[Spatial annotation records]
═══
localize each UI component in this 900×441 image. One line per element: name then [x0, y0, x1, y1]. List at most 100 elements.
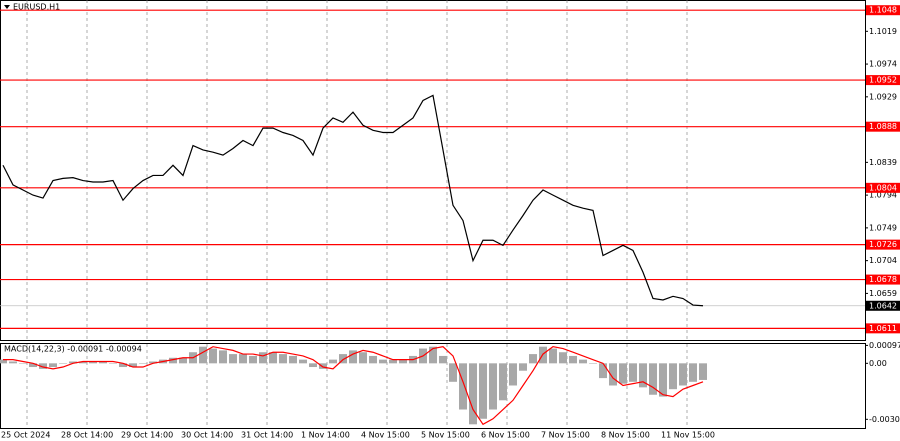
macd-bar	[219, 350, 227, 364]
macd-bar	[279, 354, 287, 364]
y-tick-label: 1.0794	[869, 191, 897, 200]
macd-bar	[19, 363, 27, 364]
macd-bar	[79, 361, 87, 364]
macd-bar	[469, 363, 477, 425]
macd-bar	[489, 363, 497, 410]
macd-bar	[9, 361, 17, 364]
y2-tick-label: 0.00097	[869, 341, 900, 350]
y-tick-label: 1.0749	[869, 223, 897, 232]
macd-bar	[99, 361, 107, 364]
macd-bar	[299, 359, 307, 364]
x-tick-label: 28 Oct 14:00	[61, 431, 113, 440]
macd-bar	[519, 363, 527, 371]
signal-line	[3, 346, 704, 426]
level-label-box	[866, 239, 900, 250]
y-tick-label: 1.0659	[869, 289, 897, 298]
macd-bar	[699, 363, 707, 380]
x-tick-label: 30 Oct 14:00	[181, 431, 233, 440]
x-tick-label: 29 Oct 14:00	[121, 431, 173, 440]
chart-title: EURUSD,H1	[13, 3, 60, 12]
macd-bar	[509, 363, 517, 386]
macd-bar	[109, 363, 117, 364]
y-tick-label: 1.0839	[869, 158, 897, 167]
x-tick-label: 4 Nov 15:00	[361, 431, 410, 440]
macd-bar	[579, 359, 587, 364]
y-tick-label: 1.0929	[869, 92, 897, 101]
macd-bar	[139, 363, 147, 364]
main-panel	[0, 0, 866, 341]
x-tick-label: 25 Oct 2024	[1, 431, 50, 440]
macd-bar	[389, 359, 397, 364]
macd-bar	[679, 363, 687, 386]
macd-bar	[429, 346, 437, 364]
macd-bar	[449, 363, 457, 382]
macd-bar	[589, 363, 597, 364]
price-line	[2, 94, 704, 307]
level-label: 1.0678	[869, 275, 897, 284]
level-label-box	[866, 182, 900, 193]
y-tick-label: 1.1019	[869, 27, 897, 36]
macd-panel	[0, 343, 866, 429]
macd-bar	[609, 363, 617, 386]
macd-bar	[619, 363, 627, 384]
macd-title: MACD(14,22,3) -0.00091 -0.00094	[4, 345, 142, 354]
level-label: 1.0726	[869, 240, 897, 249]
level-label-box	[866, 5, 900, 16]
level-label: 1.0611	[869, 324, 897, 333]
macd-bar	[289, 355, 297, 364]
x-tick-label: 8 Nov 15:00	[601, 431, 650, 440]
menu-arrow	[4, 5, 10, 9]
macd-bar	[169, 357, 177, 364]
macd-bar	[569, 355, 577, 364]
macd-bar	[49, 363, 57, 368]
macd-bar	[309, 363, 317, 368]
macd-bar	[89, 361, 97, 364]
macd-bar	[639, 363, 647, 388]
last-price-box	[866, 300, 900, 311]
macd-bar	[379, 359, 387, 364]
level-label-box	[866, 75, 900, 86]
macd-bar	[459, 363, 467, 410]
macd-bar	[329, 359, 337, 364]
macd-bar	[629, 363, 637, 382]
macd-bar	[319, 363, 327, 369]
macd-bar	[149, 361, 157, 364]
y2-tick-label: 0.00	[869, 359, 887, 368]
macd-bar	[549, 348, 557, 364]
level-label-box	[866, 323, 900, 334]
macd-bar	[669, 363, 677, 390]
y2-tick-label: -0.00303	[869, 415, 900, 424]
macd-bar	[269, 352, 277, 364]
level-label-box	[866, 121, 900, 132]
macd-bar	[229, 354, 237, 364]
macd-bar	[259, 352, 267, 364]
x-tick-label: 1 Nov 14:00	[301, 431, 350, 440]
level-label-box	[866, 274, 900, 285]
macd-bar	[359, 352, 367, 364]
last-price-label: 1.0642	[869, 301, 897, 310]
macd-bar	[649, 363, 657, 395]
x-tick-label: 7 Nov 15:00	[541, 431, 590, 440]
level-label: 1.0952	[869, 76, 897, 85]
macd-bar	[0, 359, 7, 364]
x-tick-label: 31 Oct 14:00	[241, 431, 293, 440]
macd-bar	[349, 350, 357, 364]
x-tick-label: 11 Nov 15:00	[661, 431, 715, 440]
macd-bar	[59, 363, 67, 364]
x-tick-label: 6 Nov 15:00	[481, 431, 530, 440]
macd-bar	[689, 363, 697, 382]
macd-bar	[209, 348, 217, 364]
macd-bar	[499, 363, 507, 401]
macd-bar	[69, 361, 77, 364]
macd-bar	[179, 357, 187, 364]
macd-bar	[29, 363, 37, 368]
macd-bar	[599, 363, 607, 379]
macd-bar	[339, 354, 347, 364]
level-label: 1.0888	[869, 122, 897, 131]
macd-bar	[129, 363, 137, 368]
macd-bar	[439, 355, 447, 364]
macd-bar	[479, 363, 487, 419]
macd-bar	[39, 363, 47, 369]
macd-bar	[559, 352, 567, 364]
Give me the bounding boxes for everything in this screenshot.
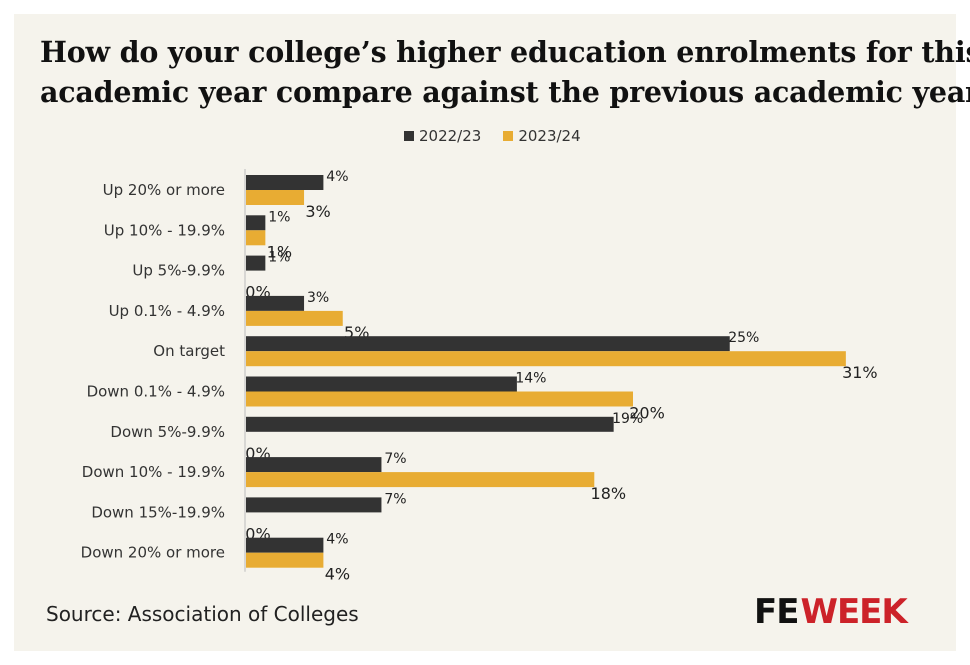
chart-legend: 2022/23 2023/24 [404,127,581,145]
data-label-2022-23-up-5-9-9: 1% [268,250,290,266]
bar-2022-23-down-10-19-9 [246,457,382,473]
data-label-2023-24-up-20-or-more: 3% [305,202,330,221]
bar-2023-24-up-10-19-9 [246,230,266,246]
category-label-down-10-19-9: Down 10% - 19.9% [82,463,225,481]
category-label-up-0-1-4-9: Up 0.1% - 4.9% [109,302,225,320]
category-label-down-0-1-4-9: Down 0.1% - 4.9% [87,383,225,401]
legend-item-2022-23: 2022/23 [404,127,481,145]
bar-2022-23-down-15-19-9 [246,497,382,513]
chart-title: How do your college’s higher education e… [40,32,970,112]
═══
Your goal:
Print the entries again without any changes, from the line with "chart-legend: 2022/23 2023/24" up to and including the last line of the entries.

The result:
chart-legend: 2022/23 2023/24 [404,127,581,145]
data-label-2022-23-up-5-9-9: 1% [268,250,290,266]
bar-2022-23-down-10-19-9 [246,457,382,473]
data-label-2023-24-up-20-or-more: 3% [305,202,330,221]
bar-2023-24-up-10-19-9 [246,230,266,246]
category-label-down-10-19-9: Down 10% - 19.9% [82,463,225,481]
category-label-up-0-1-4-9: Up 0.1% - 4.9% [109,302,225,320]
category-label-down-0-1-4-9: Down 0.1% - 4.9% [87,383,225,401]
legend-item-2022-23: 2022/23 [404,127,481,145]
bar-2022-23-down-15-19-9 [246,497,382,513]
chart-title: How do your college’s higher education e… [40,32,970,112]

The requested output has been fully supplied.